Update the lines between the one holding "161, 832, 197]" and the one holding "Decompose this screenshot", inclusive, by replacing "plot-frame" with "plot-area". Keep everything else unchanged.

DATA FOR PROCESSING:
● ● ● ● ● ● ●
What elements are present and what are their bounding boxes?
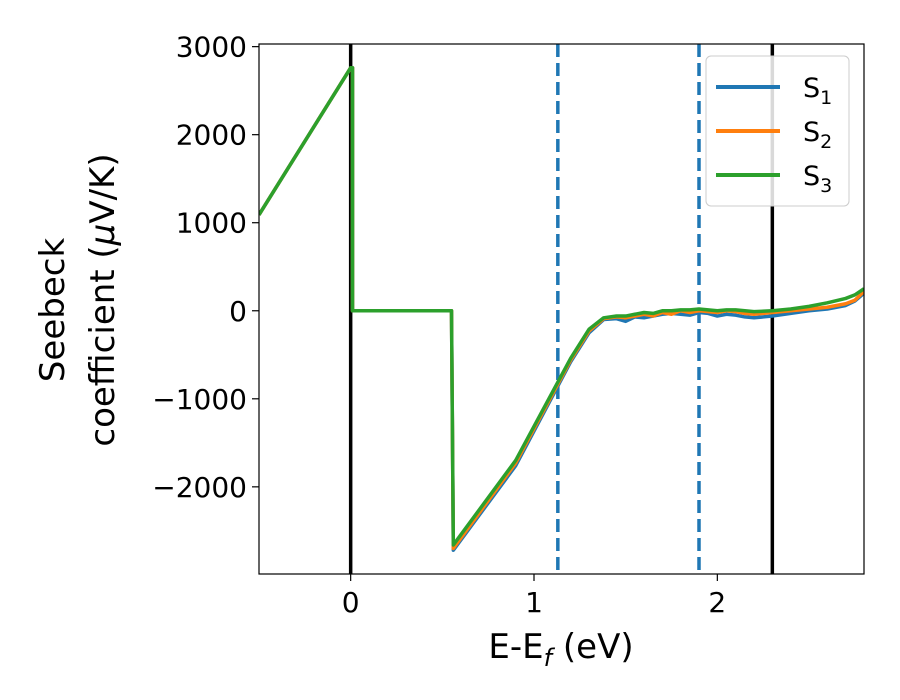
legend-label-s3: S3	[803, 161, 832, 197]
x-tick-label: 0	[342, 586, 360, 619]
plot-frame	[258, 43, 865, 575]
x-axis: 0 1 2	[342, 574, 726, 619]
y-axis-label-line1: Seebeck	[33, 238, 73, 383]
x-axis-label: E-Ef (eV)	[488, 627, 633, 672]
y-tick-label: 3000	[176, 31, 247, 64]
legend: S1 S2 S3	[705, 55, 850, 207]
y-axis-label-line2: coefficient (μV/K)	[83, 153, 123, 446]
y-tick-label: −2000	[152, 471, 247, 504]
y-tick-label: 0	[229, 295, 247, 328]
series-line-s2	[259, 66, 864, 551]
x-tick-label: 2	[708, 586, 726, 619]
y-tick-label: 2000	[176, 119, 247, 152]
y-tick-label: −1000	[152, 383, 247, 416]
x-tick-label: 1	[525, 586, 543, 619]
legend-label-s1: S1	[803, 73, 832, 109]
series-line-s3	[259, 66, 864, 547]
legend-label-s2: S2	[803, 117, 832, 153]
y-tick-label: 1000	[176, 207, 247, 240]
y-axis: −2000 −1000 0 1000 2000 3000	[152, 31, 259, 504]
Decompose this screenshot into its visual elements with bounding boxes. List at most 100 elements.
● ● ● ● ● ● ●
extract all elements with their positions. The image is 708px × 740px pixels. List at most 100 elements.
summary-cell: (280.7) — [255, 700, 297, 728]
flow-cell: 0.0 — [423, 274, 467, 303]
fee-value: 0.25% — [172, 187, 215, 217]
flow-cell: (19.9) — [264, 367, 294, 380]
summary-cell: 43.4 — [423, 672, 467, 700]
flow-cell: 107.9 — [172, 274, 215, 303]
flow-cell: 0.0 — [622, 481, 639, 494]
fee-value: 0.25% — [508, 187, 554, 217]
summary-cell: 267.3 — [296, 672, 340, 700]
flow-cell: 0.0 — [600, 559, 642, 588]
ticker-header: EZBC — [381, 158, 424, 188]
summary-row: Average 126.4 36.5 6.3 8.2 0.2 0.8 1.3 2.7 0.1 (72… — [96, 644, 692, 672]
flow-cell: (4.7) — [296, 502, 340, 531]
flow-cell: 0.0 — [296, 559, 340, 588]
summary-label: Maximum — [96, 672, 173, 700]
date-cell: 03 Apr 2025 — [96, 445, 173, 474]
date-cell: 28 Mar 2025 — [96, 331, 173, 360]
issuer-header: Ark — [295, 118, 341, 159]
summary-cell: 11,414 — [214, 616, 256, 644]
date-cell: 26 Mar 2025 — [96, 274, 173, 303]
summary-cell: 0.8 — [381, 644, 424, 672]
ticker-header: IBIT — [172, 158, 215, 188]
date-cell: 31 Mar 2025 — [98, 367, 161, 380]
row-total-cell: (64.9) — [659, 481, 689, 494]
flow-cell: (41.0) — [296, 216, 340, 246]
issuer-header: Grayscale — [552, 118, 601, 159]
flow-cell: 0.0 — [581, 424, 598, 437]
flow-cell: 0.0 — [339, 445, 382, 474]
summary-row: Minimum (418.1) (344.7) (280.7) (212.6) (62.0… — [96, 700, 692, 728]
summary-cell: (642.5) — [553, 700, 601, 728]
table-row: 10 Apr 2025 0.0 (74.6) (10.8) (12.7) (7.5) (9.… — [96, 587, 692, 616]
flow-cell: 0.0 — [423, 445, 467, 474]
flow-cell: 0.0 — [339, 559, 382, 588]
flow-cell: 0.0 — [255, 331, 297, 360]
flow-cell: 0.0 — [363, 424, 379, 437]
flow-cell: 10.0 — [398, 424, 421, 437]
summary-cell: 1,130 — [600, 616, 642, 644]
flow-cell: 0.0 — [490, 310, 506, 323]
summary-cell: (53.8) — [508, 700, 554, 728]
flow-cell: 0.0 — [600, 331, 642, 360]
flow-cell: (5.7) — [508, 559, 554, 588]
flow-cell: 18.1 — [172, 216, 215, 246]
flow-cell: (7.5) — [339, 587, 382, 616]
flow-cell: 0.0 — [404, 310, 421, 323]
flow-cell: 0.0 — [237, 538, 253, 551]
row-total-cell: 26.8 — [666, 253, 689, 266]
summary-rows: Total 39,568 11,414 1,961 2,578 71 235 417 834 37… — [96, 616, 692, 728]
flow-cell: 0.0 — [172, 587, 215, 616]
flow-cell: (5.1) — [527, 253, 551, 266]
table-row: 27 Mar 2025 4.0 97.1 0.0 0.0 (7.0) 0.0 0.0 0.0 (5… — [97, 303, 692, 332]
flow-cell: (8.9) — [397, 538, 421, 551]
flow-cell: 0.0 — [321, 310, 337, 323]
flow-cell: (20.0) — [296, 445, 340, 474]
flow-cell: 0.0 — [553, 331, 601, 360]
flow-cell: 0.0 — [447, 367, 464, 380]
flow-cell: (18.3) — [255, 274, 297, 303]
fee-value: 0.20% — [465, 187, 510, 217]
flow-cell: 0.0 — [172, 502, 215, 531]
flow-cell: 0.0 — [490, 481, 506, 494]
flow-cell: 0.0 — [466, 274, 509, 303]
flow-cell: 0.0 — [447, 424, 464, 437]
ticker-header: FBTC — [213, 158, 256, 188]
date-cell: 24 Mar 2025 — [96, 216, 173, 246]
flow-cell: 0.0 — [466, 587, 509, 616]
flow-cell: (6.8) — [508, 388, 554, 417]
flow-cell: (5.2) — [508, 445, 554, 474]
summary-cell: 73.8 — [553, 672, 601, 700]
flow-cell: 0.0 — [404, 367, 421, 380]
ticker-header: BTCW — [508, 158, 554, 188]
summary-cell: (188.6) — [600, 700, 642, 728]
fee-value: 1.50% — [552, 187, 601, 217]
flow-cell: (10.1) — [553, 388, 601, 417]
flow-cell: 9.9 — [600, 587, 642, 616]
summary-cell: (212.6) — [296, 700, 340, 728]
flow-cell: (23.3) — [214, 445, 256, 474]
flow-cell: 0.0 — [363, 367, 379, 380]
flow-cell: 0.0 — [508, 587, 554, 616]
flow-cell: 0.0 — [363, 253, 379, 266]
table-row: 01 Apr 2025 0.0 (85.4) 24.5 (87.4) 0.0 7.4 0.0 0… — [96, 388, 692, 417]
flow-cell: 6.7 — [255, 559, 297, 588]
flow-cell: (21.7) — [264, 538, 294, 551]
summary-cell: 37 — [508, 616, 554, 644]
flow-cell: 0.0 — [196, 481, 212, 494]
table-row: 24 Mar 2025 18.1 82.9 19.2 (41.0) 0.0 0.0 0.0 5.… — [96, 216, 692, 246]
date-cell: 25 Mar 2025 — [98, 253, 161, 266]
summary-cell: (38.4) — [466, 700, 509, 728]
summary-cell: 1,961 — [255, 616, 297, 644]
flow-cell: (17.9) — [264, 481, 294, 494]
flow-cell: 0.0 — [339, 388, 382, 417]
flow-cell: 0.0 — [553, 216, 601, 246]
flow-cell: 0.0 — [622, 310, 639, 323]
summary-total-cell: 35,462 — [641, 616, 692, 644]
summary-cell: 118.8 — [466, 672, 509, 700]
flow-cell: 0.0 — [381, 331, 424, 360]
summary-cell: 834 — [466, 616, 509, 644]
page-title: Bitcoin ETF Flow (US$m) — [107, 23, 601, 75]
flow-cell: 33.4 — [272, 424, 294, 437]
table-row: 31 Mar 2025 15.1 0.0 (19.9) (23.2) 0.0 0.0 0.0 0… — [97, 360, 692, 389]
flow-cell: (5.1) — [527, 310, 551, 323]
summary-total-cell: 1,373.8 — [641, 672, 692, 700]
● ● ● ● ● ● ●
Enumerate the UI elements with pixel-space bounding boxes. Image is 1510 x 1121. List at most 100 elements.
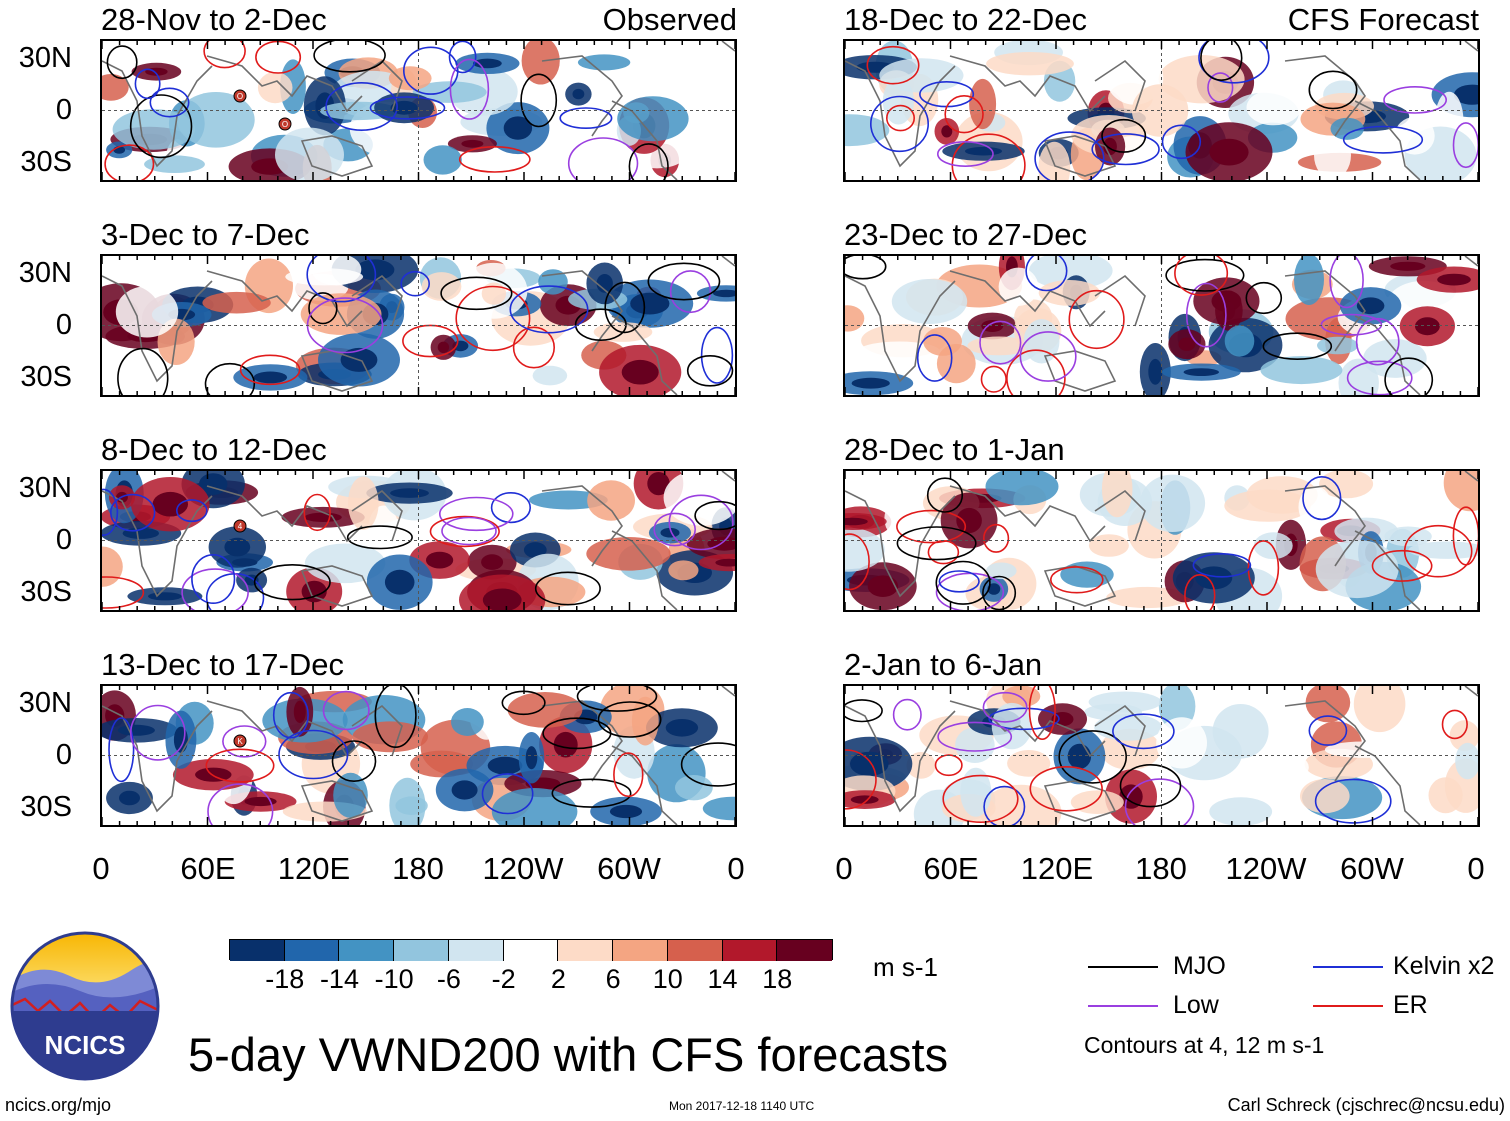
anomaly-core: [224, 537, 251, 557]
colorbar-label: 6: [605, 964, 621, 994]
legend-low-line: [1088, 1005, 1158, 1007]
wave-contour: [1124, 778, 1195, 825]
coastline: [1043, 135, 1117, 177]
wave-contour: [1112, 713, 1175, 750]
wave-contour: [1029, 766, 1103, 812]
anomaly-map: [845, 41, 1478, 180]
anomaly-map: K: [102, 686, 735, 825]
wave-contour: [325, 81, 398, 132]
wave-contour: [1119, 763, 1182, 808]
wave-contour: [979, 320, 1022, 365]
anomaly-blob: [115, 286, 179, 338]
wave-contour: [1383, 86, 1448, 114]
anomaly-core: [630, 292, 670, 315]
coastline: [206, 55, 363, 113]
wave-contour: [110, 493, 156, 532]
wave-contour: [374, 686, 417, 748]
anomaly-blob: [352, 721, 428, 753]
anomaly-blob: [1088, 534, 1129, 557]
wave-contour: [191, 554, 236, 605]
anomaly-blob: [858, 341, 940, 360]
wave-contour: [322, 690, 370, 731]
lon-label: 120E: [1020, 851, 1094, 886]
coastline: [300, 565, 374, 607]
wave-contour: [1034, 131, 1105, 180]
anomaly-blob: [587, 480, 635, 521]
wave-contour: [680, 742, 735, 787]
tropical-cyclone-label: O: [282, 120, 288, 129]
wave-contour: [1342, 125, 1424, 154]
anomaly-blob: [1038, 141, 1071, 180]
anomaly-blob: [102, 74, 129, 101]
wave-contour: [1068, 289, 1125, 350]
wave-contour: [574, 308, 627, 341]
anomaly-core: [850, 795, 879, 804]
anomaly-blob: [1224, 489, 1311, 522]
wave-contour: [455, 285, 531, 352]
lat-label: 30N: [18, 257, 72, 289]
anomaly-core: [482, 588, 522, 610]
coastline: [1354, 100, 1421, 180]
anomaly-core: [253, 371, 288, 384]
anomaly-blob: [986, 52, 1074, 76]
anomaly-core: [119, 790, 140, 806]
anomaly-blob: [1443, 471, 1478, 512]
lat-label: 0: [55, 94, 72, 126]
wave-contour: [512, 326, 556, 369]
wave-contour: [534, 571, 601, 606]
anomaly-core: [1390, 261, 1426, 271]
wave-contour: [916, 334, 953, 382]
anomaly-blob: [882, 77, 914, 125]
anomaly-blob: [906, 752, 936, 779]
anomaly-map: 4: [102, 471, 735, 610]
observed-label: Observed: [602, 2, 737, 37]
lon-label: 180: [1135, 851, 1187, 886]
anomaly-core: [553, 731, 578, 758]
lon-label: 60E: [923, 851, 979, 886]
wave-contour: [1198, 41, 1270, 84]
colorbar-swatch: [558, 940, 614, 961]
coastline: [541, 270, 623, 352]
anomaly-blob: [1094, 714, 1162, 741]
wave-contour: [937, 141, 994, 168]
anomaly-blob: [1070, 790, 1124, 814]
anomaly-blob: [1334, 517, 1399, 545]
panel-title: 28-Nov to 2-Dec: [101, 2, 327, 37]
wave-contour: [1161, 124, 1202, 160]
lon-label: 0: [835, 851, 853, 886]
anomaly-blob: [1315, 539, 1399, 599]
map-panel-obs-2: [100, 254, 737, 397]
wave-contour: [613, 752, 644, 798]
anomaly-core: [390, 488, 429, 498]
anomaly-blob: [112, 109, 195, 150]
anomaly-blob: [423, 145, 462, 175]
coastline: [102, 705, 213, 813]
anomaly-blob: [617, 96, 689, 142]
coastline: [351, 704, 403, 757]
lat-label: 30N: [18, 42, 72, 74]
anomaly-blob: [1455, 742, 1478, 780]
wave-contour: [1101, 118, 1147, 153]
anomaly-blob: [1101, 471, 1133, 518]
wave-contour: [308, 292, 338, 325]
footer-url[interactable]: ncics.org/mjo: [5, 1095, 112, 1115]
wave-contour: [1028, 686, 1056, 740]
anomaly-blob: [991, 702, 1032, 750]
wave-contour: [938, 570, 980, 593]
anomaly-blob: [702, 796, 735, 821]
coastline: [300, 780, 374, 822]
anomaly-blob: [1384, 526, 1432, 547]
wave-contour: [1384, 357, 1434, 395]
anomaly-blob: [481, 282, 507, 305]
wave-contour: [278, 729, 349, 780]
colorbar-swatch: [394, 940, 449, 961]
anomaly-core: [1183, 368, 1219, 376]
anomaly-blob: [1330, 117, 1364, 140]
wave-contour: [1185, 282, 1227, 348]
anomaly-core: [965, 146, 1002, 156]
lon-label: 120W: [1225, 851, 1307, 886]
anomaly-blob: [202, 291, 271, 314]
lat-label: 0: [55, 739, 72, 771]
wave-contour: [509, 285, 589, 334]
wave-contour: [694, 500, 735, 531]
● ● ● ● ● ● ●
RESPONSE:
legend-label-s3: S3	[803, 161, 832, 197]
x-tick-label: 0	[342, 586, 360, 619]
plot-area	[258, 43, 865, 575]
x-axis: 0 1 2	[342, 574, 726, 619]
y-axis-label-line1: Seebeck	[33, 238, 73, 383]
x-axis-label: E-Ef (eV)	[488, 627, 633, 672]
y-tick-label: 3000	[176, 31, 247, 64]
legend: S1 S2 S3	[705, 55, 850, 207]
y-axis-label-line2: coefficient (μV/K)	[83, 153, 123, 446]
y-tick-label: −2000	[152, 471, 247, 504]
y-tick-label: 0	[229, 295, 247, 328]
series-line-s2	[259, 66, 864, 551]
x-tick-label: 2	[708, 586, 726, 619]
y-tick-label: 2000	[176, 119, 247, 152]
y-tick-label: −1000	[152, 383, 247, 416]
x-tick-label: 1	[525, 586, 543, 619]
legend-label-s1: S1	[803, 73, 832, 109]
series-line-s3	[259, 66, 864, 547]
legend-label-s2: S2	[803, 117, 832, 153]
y-tick-label: 1000	[176, 207, 247, 240]
y-axis: −2000 −1000 0 1000 2000 3000	[152, 31, 259, 504]
Decompose this screenshot into its visual elements with bounding boxes. List at most 100 elements.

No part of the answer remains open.